### STATED PROBLEM
Copy out the entries below in full and exactly.

### DATASET CONTENT

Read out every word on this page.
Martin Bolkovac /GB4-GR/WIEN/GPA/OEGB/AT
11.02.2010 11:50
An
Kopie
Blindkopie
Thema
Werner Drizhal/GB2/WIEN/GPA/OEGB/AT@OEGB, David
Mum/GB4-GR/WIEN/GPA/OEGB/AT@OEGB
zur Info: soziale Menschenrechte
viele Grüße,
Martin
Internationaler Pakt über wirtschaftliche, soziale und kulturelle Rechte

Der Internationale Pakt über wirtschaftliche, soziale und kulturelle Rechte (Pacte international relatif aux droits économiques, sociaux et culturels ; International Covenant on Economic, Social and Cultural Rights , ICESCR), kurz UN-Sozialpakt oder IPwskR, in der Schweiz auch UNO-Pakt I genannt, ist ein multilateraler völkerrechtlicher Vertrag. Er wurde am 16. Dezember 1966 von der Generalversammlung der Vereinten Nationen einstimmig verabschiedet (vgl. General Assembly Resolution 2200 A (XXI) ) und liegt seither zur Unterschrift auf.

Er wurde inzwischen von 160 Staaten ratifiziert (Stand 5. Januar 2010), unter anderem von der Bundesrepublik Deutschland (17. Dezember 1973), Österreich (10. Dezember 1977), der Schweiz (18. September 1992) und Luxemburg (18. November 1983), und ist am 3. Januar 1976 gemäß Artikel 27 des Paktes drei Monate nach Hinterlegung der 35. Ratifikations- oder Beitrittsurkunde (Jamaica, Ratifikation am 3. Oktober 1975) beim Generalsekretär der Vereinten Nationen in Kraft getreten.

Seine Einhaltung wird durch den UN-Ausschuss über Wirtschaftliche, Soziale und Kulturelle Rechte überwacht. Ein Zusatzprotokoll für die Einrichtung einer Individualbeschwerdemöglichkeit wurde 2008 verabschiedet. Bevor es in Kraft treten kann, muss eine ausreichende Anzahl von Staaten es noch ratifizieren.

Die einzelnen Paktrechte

### RESULT
Read out every word on this page.
Martin Bolkovac /GB4-GR/WIEN/GPA/OEGB/AT
11.02.2010 11:50
An
Kopie
Blindkopie
Thema
Werner Drizhal/GB2/WIEN/GPA/OEGB/AT@OEGB, David
Mum/GB4-GR/WIEN/GPA/OEGB/AT@OEGB
zur Info: soziale Menschenrechte
viele Grüße,
Martin
Internationaler Pakt über wirtschaftliche, soziale und kulturelle Rechte

Der Internationale Pakt über wirtschaftliche, soziale und kulturelle Rechte (Pacte international relatif aux droits économiques, sociaux et culturels ; International Covenant on Economic, Social and Cultural Rights , ICESCR), kurz UN-Sozialpakt oder IPwskR, in der Schweiz auch UNO-Pakt I genannt, ist ein multilateraler völkerrechtlicher Vertrag. Er wurde am 16. Dezember 1966 von der Generalversammlung der Vereinten Nationen einstimmig verabschiedet (vgl. General Assembly Resolution 2200 A (XXI) ) und liegt seither zur Unterschrift auf.

Er wurde inzwischen von 160 Staaten ratifiziert (Stand 5. Januar 2010), unter anderem von der Bundesrepublik Deutschland (17. Dezember 1973), Österreich (10. Dezember 1977), der Schweiz (18. September 1992) und Luxemburg (18. November 1983), und ist am 3. Januar 1976 gemäß Artikel 27 des Paktes drei Monate nach Hinterlegung der 35. Ratifikations- oder Beitrittsurkunde (Jamaica, Ratifikation am 3. Oktober 1975) beim Generalsekretär der Vereinten Nationen in Kraft getreten.

Seine Einhaltung wird durch den UN-Ausschuss über Wirtschaftliche, Soziale und Kulturelle Rechte überwacht. Ein Zusatzprotokoll für die Einrichtung einer Individualbeschwerdemöglichkeit wurde 2008 verabschiedet. Bevor es in Kraft treten kann, muss eine ausreichende Anzahl von Staaten es noch ratifizieren.

Die einzelnen Paktrechte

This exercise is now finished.